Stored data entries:

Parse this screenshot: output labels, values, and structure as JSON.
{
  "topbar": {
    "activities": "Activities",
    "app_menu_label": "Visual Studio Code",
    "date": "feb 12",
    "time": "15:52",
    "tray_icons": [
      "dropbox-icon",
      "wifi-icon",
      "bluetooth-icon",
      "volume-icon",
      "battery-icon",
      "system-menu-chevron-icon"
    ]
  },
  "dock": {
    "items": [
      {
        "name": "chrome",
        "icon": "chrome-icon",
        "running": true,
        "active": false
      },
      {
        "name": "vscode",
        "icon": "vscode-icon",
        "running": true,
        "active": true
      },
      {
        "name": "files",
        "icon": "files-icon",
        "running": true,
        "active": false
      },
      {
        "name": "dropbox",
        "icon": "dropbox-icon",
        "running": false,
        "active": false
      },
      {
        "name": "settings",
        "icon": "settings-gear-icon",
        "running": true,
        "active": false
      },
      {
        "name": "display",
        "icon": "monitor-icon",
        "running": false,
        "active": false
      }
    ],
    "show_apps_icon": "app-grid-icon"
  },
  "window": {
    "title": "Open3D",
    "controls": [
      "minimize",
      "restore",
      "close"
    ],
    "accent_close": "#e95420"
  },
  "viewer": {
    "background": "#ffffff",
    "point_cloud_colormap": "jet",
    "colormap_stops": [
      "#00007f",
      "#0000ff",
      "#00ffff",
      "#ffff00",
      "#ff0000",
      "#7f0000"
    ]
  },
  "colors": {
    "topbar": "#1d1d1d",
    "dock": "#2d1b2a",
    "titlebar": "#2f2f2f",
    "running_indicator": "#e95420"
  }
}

Stated exercise: Repeat the material above in full, exactly as it stands.

Full solution:
Parse this screenshot: output labels, values, and structure as JSON.
{
  "topbar": {
    "activities": "Activities",
    "app_menu_label": "Visual Studio Code",
    "date": "feb 12",
    "time": "15:52",
    "tray_icons": [
      "dropbox-icon",
      "wifi-icon",
      "bluetooth-icon",
      "volume-icon",
      "battery-icon",
      "system-menu-chevron-icon"
    ]
  },
  "dock": {
    "items": [
      {
        "name": "chrome",
        "icon": "chrome-icon",
        "running": true,
        "active": false
      },
      {
        "name": "vscode",
        "icon": "vscode-icon",
        "running": true,
        "active": true
      },
      {
        "name": "files",
        "icon": "files-icon",
        "running": true,
        "active": false
      },
      {
        "name": "dropbox",
        "icon": "dropbox-icon",
        "running": false,
        "active": false
      },
      {
        "name": "settings",
        "icon": "settings-gear-icon",
        "running": true,
        "active": false
      },
      {
        "name": "display",
        "icon": "monitor-icon",
        "running": false,
        "active": false
      }
    ],
    "show_apps_icon": "app-grid-icon"
  },
  "window": {
    "title": "Open3D",
    "controls": [
      "minimize",
      "restore",
      "close"
    ],
    "accent_close": "#e95420"
  },
  "viewer": {
    "background": "#ffffff",
    "point_cloud_colormap": "jet",
    "colormap_stops": [
      "#00007f",
      "#0000ff",
      "#00ffff",
      "#ffff00",
      "#ff0000",
      "#7f0000"
    ]
  },
  "colors": {
    "topbar": "#1d1d1d",
    "dock": "#2d1b2a",
    "titlebar": "#2f2f2f",
    "running_indicator": "#e95420"
  }
}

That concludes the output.